Arrange the lines below into a Markdown table with the columns "Row" and "Line", numbering each row and omitting any blank lines.

Spatial annotation lines:
*-*-*

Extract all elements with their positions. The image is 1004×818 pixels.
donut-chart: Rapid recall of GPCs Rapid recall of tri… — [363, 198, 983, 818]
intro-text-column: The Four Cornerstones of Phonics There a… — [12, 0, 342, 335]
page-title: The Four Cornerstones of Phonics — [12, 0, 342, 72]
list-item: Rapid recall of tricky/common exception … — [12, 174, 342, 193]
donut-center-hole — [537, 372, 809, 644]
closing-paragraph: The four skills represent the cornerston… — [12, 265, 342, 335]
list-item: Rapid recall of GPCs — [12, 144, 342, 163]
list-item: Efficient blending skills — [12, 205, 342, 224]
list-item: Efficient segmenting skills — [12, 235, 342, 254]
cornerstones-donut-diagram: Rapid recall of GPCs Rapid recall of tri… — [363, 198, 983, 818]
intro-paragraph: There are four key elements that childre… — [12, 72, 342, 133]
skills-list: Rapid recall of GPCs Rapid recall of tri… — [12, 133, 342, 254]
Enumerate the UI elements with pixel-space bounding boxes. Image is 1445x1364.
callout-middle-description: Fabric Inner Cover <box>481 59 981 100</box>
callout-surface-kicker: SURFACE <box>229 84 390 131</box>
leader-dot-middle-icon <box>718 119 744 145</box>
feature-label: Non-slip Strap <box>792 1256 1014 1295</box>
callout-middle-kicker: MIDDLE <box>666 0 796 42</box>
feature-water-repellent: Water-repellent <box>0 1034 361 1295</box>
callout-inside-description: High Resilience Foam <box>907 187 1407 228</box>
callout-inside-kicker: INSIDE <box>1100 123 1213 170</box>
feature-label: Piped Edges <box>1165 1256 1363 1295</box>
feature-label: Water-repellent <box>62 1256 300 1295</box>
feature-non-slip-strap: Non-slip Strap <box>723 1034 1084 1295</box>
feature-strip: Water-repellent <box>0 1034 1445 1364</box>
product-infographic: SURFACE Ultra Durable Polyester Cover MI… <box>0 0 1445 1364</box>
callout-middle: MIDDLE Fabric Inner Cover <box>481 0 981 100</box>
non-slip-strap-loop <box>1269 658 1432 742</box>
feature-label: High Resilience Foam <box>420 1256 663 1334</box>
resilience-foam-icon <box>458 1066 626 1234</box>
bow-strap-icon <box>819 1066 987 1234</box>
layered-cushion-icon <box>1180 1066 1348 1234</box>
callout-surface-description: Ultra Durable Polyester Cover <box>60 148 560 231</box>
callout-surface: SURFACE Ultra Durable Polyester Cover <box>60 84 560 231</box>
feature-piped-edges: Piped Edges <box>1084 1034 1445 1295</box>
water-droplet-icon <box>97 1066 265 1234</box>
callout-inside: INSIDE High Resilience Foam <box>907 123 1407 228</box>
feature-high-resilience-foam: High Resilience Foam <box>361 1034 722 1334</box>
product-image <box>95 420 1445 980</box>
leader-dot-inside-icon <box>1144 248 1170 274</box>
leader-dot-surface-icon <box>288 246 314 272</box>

*-*-*

#### [Result]
| Row | Line |
|---|---|
| 1 | Extract all elements with their positions. The image is 1004×818 pixels. |
| 2 | donut-chart: Rapid recall of GPCs Rapid recall of tri… — [363, 198, 983, 818] |
| 3 | intro-text-column: The Four Cornerstones of Phonics There a… — [12, 0, 342, 335] |
| 4 | page-title: The Four Cornerstones of Phonics — [12, 0, 342, 72] |
| 5 | list-item: Rapid recall of tricky/common exception … — [12, 174, 342, 193] |
| 6 | donut-center-hole — [537, 372, 809, 644] |
| 7 | closing-paragraph: The four skills represent the cornerston… — [12, 265, 342, 335] |
| 8 | list-item: Rapid recall of GPCs — [12, 144, 342, 163] |
| 9 | list-item: Efficient blending skills — [12, 205, 342, 224] |
| 10 | list-item: Efficient segmenting skills — [12, 235, 342, 254] |
| 11 | cornerstones-donut-diagram: Rapid recall of GPCs Rapid recall of tri… — [363, 198, 983, 818] |
| 12 | intro-paragraph: There are four key elements that childre… — [12, 72, 342, 133] |
| 13 | skills-list: Rapid recall of GPCs Rapid recall of tri… — [12, 133, 342, 254] |
| 14 | Enumerate the UI elements with pixel-space bounding boxes. Image is 1445x1364. |
| 15 | callout-middle-description: Fabric Inner Cover <box>481 59 981 100</box> |
| 16 | callout-surface-kicker: SURFACE <box>229 84 390 131</box> |
| 17 | leader-dot-middle-icon <box>718 119 744 145</box> |
| 18 | feature-label: Non-slip Strap <box>792 1256 1014 1295</box> |
| 19 | callout-middle-kicker: MIDDLE <box>666 0 796 42</box> |
| 20 | feature-water-repellent: Water-repellent <box>0 1034 361 1295</box> |
| 21 | callout-inside-description: High Resilience Foam <box>907 187 1407 228</box> |
| 22 | callout-inside-kicker: INSIDE <box>1100 123 1213 170</box> |
| 23 | feature-label: Piped Edges <box>1165 1256 1363 1295</box> |
| 24 | feature-label: Water-repellent <box>62 1256 300 1295</box> |
| 25 | feature-non-slip-strap: Non-slip Strap <box>723 1034 1084 1295</box> |
| 26 | feature-strip: Water-repellent <box>0 1034 1445 1364</box> |
| 27 | product-infographic: SURFACE Ultra Durable Polyester Cover MI… <box>0 0 1445 1364</box> |
| 28 | callout-middle: MIDDLE Fabric Inner Cover <box>481 0 981 100</box> |
| 29 | non-slip-strap-loop <box>1269 658 1432 742</box> |
| 30 | feature-label: High Resilience Foam <box>420 1256 663 1334</box> |
| 31 | resilience-foam-icon <box>458 1066 626 1234</box> |
| 32 | bow-strap-icon <box>819 1066 987 1234</box> |
| 33 | layered-cushion-icon <box>1180 1066 1348 1234</box> |
| 34 | callout-surface-description: Ultra Durable Polyester Cover <box>60 148 560 231</box> |
| 35 | callout-surface: SURFACE Ultra Durable Polyester Cover <box>60 84 560 231</box> |
| 36 | feature-piped-edges: Piped Edges <box>1084 1034 1445 1295</box> |
| 37 | water-droplet-icon <box>97 1066 265 1234</box> |
| 38 | callout-inside: INSIDE High Resilience Foam <box>907 123 1407 228</box> |
| 39 | feature-high-resilience-foam: High Resilience Foam <box>361 1034 722 1334</box> |
| 40 | product-image <box>95 420 1445 980</box> |
| 41 | leader-dot-inside-icon <box>1144 248 1170 274</box> |
| 42 | leader-dot-surface-icon <box>288 246 314 272</box> |